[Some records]
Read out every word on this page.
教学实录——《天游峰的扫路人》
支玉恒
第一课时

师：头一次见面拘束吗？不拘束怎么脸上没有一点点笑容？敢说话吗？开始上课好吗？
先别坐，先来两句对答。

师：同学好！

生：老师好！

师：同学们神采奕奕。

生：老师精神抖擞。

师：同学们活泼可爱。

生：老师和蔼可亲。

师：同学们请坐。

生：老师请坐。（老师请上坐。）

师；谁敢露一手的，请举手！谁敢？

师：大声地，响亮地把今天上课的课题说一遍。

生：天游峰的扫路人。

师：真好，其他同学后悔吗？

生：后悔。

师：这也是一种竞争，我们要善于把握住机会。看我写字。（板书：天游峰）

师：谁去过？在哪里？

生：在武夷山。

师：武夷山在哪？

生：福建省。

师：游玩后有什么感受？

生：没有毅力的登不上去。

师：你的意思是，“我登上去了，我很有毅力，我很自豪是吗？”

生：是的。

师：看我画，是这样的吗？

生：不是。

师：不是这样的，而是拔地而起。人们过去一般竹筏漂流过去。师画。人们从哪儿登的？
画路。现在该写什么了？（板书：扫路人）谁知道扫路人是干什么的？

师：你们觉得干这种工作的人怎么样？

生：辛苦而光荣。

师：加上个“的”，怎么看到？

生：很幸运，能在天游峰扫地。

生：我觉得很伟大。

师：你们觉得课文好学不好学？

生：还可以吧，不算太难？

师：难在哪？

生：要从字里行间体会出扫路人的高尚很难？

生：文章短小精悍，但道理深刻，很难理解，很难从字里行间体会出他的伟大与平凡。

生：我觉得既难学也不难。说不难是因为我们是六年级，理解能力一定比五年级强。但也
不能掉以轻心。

▶ [Task description] Reproduce the full listing word for word.

▶ [Exercise response]
Read out every word on this page.
教学实录——《天游峰的扫路人》
支玉恒
第一课时

师：头一次见面拘束吗？不拘束怎么脸上没有一点点笑容？敢说话吗？开始上课好吗？
先别坐，先来两句对答。

师：同学好！

生：老师好！

师：同学们神采奕奕。

生：老师精神抖擞。

师：同学们活泼可爱。

生：老师和蔼可亲。

师：同学们请坐。

生：老师请坐。（老师请上坐。）

师；谁敢露一手的，请举手！谁敢？

师：大声地，响亮地把今天上课的课题说一遍。

生：天游峰的扫路人。

师：真好，其他同学后悔吗？

生：后悔。

师：这也是一种竞争，我们要善于把握住机会。看我写字。（板书：天游峰）

师：谁去过？在哪里？

生：在武夷山。

师：武夷山在哪？

生：福建省。

师：游玩后有什么感受？

生：没有毅力的登不上去。

师：你的意思是，“我登上去了，我很有毅力，我很自豪是吗？”

生：是的。

师：看我画，是这样的吗？

生：不是。

师：不是这样的，而是拔地而起。人们过去一般竹筏漂流过去。师画。人们从哪儿登的？
画路。现在该写什么了？（板书：扫路人）谁知道扫路人是干什么的？

师：你们觉得干这种工作的人怎么样？

生：辛苦而光荣。

师：加上个“的”，怎么看到？

生：很幸运，能在天游峰扫地。

生：我觉得很伟大。

师：你们觉得课文好学不好学？

生：还可以吧，不算太难？

师：难在哪？

生：要从字里行间体会出扫路人的高尚很难？

生：文章短小精悍，但道理深刻，很难理解，很难从字里行间体会出他的伟大与平凡。

生：我觉得既难学也不难。说不难是因为我们是六年级，理解能力一定比五年级强。但也
不能掉以轻心。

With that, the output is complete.